• Dataset extract:
— begin —

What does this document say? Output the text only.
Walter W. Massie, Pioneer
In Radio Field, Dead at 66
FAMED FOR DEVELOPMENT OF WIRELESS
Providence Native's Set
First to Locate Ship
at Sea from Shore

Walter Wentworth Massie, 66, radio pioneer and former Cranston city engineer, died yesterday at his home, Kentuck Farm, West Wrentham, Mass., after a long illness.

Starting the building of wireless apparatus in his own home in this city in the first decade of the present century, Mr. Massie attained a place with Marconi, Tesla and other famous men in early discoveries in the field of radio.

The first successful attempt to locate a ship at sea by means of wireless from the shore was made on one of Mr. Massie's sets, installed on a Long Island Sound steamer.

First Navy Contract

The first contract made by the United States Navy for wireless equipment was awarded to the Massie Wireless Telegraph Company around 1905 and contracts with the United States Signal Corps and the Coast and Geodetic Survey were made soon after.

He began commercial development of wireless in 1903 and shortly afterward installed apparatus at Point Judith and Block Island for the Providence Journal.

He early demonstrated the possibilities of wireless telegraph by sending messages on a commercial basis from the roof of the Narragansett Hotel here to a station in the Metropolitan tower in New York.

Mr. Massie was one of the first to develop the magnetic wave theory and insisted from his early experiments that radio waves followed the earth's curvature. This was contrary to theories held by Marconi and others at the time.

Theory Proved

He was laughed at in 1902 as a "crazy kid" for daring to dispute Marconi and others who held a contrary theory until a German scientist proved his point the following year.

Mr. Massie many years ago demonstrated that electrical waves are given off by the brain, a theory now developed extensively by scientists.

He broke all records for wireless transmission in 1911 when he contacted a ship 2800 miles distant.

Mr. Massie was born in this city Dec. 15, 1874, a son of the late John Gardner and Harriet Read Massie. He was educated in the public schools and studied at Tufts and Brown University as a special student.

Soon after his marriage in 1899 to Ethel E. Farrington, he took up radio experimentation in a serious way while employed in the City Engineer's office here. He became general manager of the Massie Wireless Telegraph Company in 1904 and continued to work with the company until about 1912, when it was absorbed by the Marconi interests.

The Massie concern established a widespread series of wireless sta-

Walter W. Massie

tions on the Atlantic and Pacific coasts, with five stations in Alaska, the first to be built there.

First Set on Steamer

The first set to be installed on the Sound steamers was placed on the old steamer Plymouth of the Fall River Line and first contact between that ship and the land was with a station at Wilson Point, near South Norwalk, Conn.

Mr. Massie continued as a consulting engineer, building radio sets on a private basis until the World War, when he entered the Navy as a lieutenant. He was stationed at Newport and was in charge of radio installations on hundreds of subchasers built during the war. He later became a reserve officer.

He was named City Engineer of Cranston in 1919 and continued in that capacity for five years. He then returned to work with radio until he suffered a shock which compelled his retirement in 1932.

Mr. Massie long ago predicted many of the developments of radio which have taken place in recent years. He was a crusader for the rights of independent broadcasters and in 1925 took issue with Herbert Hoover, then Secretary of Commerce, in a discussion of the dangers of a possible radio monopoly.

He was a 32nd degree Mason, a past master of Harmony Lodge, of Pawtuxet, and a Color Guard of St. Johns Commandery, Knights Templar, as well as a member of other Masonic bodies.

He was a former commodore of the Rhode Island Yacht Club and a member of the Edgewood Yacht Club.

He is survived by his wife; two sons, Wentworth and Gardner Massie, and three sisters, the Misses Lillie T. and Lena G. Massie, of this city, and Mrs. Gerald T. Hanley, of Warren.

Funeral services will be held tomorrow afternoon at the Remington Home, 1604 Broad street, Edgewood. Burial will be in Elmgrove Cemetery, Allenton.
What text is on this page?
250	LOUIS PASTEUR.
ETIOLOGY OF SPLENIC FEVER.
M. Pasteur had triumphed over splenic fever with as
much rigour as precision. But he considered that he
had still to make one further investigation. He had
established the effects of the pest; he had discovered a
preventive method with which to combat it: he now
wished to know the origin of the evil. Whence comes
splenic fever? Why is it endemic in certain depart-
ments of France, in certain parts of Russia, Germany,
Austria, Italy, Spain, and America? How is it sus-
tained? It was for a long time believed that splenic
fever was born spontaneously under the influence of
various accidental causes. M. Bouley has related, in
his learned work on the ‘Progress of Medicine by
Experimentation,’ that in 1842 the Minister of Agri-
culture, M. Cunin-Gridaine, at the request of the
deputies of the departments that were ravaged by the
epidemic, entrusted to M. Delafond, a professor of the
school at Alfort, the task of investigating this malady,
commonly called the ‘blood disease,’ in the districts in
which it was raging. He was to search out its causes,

— end —

• Problem to solve: Write the entries again, exactly as they stand.

• Solution:
What does this document say? Output the text only.
Walter W. Massie, Pioneer
In Radio Field, Dead at 66
FAMED FOR DEVELOPMENT OF WIRELESS
Providence Native's Set
First to Locate Ship
at Sea from Shore

Walter Wentworth Massie, 66, radio pioneer and former Cranston city engineer, died yesterday at his home, Kentuck Farm, West Wrentham, Mass., after a long illness.

Starting the building of wireless apparatus in his own home in this city in the first decade of the present century, Mr. Massie attained a place with Marconi, Tesla and other famous men in early discoveries in the field of radio.

The first successful attempt to locate a ship at sea by means of wireless from the shore was made on one of Mr. Massie's sets, installed on a Long Island Sound steamer.

First Navy Contract

The first contract made by the United States Navy for wireless equipment was awarded to the Massie Wireless Telegraph Company around 1905 and contracts with the United States Signal Corps and the Coast and Geodetic Survey were made soon after.

He began commercial development of wireless in 1903 and shortly afterward installed apparatus at Point Judith and Block Island for the Providence Journal.

He early demonstrated the possibilities of wireless telegraph by sending messages on a commercial basis from the roof of the Narragansett Hotel here to a station in the Metropolitan tower in New York.

Mr. Massie was one of the first to develop the magnetic wave theory and insisted from his early experiments that radio waves followed the earth's curvature. This was contrary to theories held by Marconi and others at the time.

Theory Proved

He was laughed at in 1902 as a "crazy kid" for daring to dispute Marconi and others who held a contrary theory until a German scientist proved his point the following year.

Mr. Massie many years ago demonstrated that electrical waves are given off by the brain, a theory now developed extensively by scientists.

He broke all records for wireless transmission in 1911 when he contacted a ship 2800 miles distant.

Mr. Massie was born in this city Dec. 15, 1874, a son of the late John Gardner and Harriet Read Massie. He was educated in the public schools and studied at Tufts and Brown University as a special student.

Soon after his marriage in 1899 to Ethel E. Farrington, he took up radio experimentation in a serious way while employed in the City Engineer's office here. He became general manager of the Massie Wireless Telegraph Company in 1904 and continued to work with the company until about 1912, when it was absorbed by the Marconi interests.

The Massie concern established a widespread series of wireless sta-

Walter W. Massie

tions on the Atlantic and Pacific coasts, with five stations in Alaska, the first to be built there.

First Set on Steamer

The first set to be installed on the Sound steamers was placed on the old steamer Plymouth of the Fall River Line and first contact between that ship and the land was with a station at Wilson Point, near South Norwalk, Conn.

Mr. Massie continued as a consulting engineer, building radio sets on a private basis until the World War, when he entered the Navy as a lieutenant. He was stationed at Newport and was in charge of radio installations on hundreds of subchasers built during the war. He later became a reserve officer.

He was named City Engineer of Cranston in 1919 and continued in that capacity for five years. He then returned to work with radio until he suffered a shock which compelled his retirement in 1932.

Mr. Massie long ago predicted many of the developments of radio which have taken place in recent years. He was a crusader for the rights of independent broadcasters and in 1925 took issue with Herbert Hoover, then Secretary of Commerce, in a discussion of the dangers of a possible radio monopoly.

He was a 32nd degree Mason, a past master of Harmony Lodge, of Pawtuxet, and a Color Guard of St. Johns Commandery, Knights Templar, as well as a member of other Masonic bodies.

He was a former commodore of the Rhode Island Yacht Club and a member of the Edgewood Yacht Club.

He is survived by his wife; two sons, Wentworth and Gardner Massie, and three sisters, the Misses Lillie T. and Lena G. Massie, of this city, and Mrs. Gerald T. Hanley, of Warren.

Funeral services will be held tomorrow afternoon at the Remington Home, 1604 Broad street, Edgewood. Burial will be in Elmgrove Cemetery, Allenton.
What text is on this page?
250	LOUIS PASTEUR.
ETIOLOGY OF SPLENIC FEVER.
M. Pasteur had triumphed over splenic fever with as
much rigour as precision. But he considered that he
had still to make one further investigation. He had
established the effects of the pest; he had discovered a
preventive method with which to combat it: he now
wished to know the origin of the evil. Whence comes
splenic fever? Why is it endemic in certain depart-
ments of France, in certain parts of Russia, Germany,
Austria, Italy, Spain, and America? How is it sus-
tained? It was for a long time believed that splenic
fever was born spontaneously under the influence of
various accidental causes. M. Bouley has related, in
his learned work on the ‘Progress of Medicine by
Experimentation,’ that in 1842 the Minister of Agri-
culture, M. Cunin-Gridaine, at the request of the
deputies of the departments that were ravaged by the
epidemic, entrusted to M. Delafond, a professor of the
school at Alfort, the task of investigating this malady,
commonly called the ‘blood disease,’ in the districts in
which it was raging. He was to search out its causes,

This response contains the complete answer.